# start of Records provided

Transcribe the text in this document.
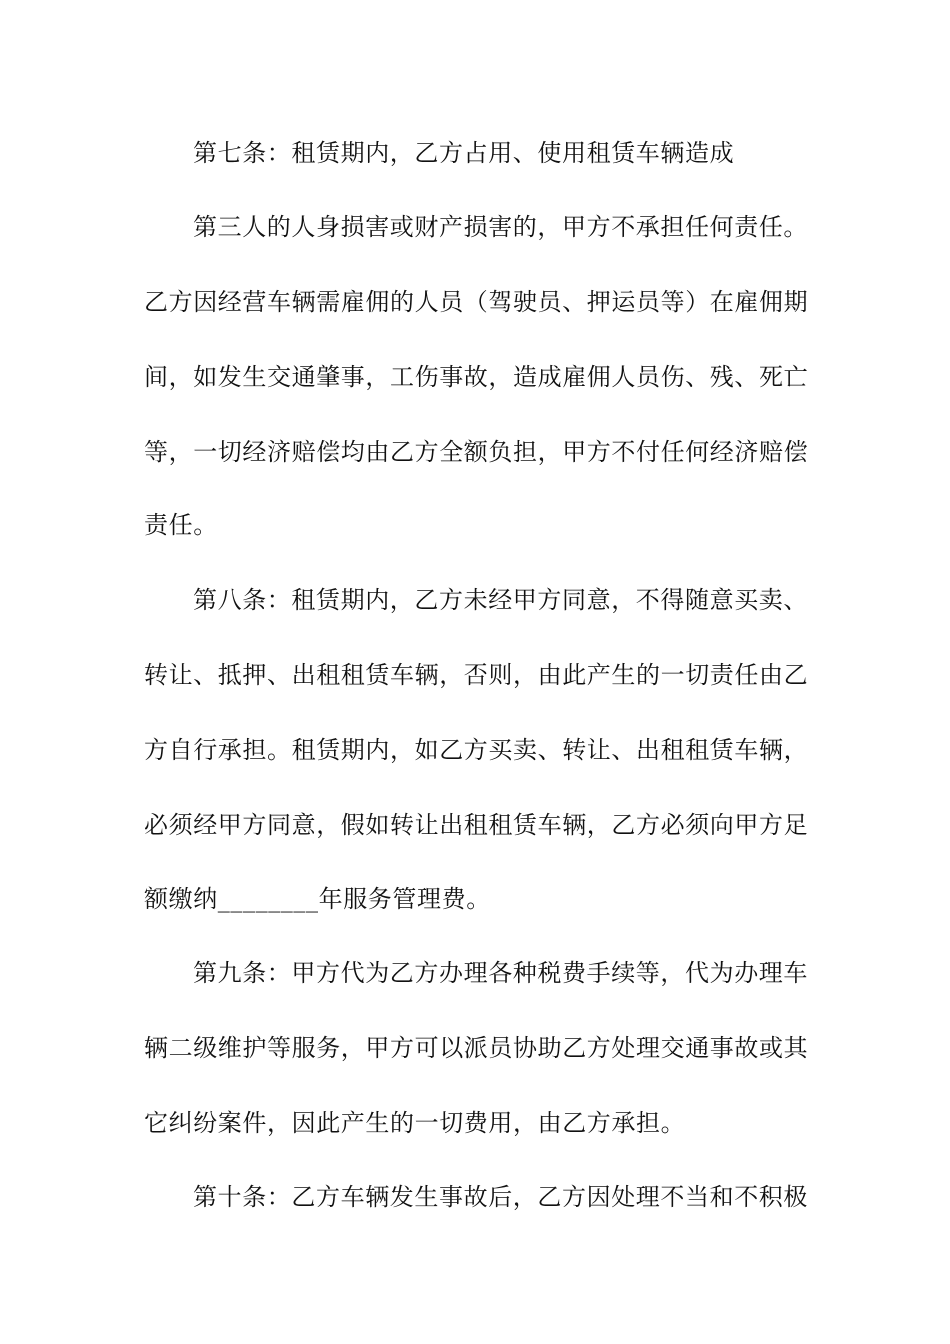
第七条：租赁期内，乙方占用、使用租赁车辆造成
第三人的人身损害或财产损害的，甲方不承担任何责任。
乙方因经营车辆需雇佣的人员（驾驶员、押运员等）在雇佣期
间，如发生交通肇事，工伤事故，造成雇佣人员伤、残、死亡
等，一切经济赔偿均由乙方全额负担，甲方不付任何经济赔偿
责任。
第八条：租赁期内，乙方未经甲方同意，不得随意买卖、
转让、抵押、出租租赁车辆，否则，由此产生的一切责任由乙
方自行承担。租赁期内，如乙方买卖、转让、出租租赁车辆，
必须经甲方同意，假如转让出租租赁车辆，乙方必须向甲方足
额缴纳________年服务管理费。
第九条：甲方代为乙方办理各种税费手续等，代为办理车
辆二级维护等服务，甲方可以派员协助乙方处理交通事故或其
它纠纷案件，因此产生的一切费用，由乙方承担。
第十条：乙方车辆发生事故后，乙方因处理不当和不积极
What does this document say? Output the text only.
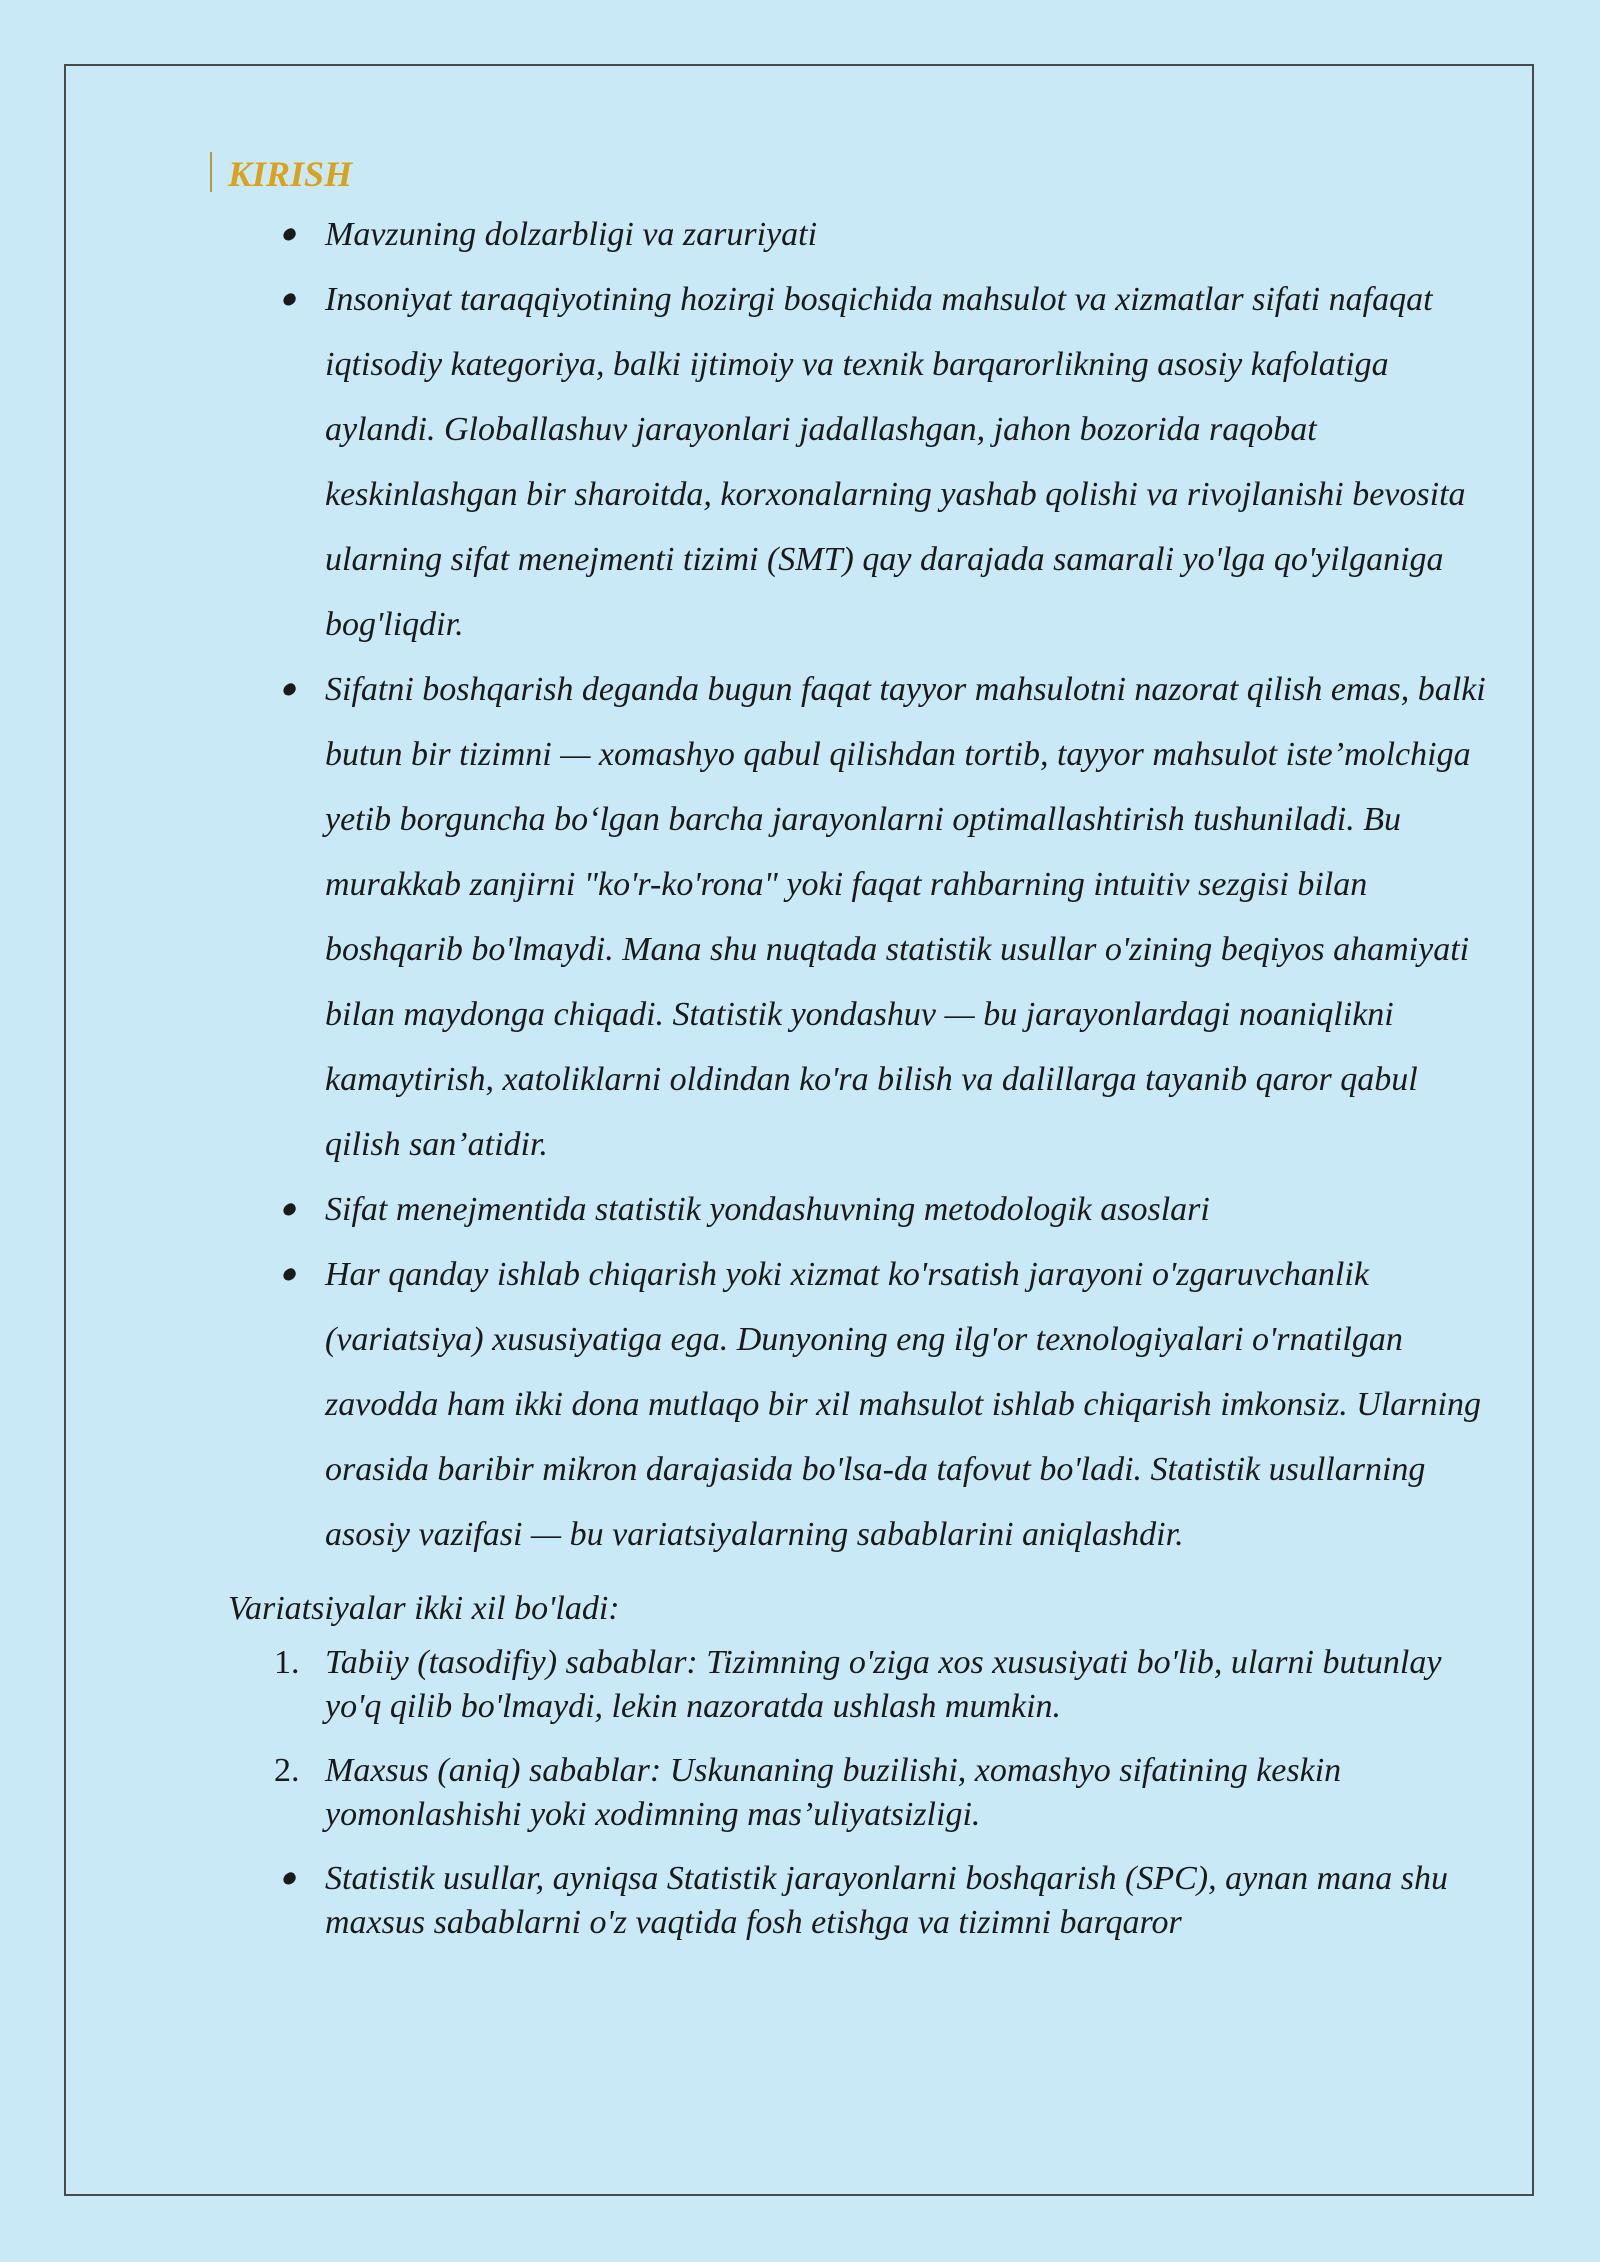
KIRISH
Mavzuning dolzarbligi va zaruriyati
Insoniyat taraqqiyotining hozirgi bosqichida mahsulot va xizmatlar sifati nafaqat iqtisodiy kategoriya, balki ijtimoiy va texnik barqarorlikning asosiy kafolatiga aylandi. Globallashuv jarayonlari jadallashgan, jahon bozorida raqobat keskinlashgan bir sharoitda, korxonalarning yashab qolishi va rivojlanishi bevosita ularning sifat menejmenti tizimi (SMT) qay darajada samarali yo'lga qo'yilganiga bog'liqdir.
Sifatni boshqarish deganda bugun faqat tayyor mahsulotni nazorat qilish emas, balki butun bir tizimni — xomashyo qabul qilishdan tortib, tayyor mahsulot iste’molchiga yetib borguncha bo‘lgan barcha jarayonlarni optimallashtirish tushuniladi. Bu murakkab zanjirni "ko'r-ko'rona" yoki faqat rahbarning intuitiv sezgisi bilan boshqarib bo'lmaydi. Mana shu nuqtada statistik usullar o'zining beqiyos ahamiyati bilan maydonga chiqadi. Statistik yondashuv — bu jarayonlardagi noaniqlikni kamaytirish, xatoliklarni oldindan ko'ra bilish va dalillarga tayanib qaror qabul qilish san’atidir.
Sifat menejmentida statistik yondashuvning metodologik asoslari
Har qanday ishlab chiqarish yoki xizmat ko'rsatish jarayoni o'zgaruvchanlik (variatsiya) xususiyatiga ega. Dunyoning eng ilg'or texnologiyalari o'rnatilgan zavodda ham ikki dona mutlaqo bir xil mahsulot ishlab chiqarish imkonsiz. Ularning orasida baribir mikron darajasida bo'lsa-da tafovut bo'ladi. Statistik usullarning asosiy vazifasi — bu variatsiyalarning sabablarini aniqlashdir.

Variatsiyalar ikki xil bo'ladi:

1. Tabiiy (tasodifiy) sabablar: Tizimning o'ziga xos xususiyati bo'lib, ularni butunlay yo'q qilib bo'lmaydi, lekin nazoratda ushlash mumkin.
2. Maxsus (aniq) sabablar: Uskunaning buzilishi, xomashyo sifatining keskin yomonlashishi yoki xodimning mas’uliyatsizligi.
Statistik usullar, ayniqsa Statistik jarayonlarni boshqarish (SPC), aynan mana shu maxsus sabablarni o'z vaqtida fosh etishga va tizimni barqaror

# end of Records provided

▶ _Work to complete_
Identify the lines in the records above that contain the word "ikki", then state how many there are and nothing more.

▶ _Reply to the exercise_
2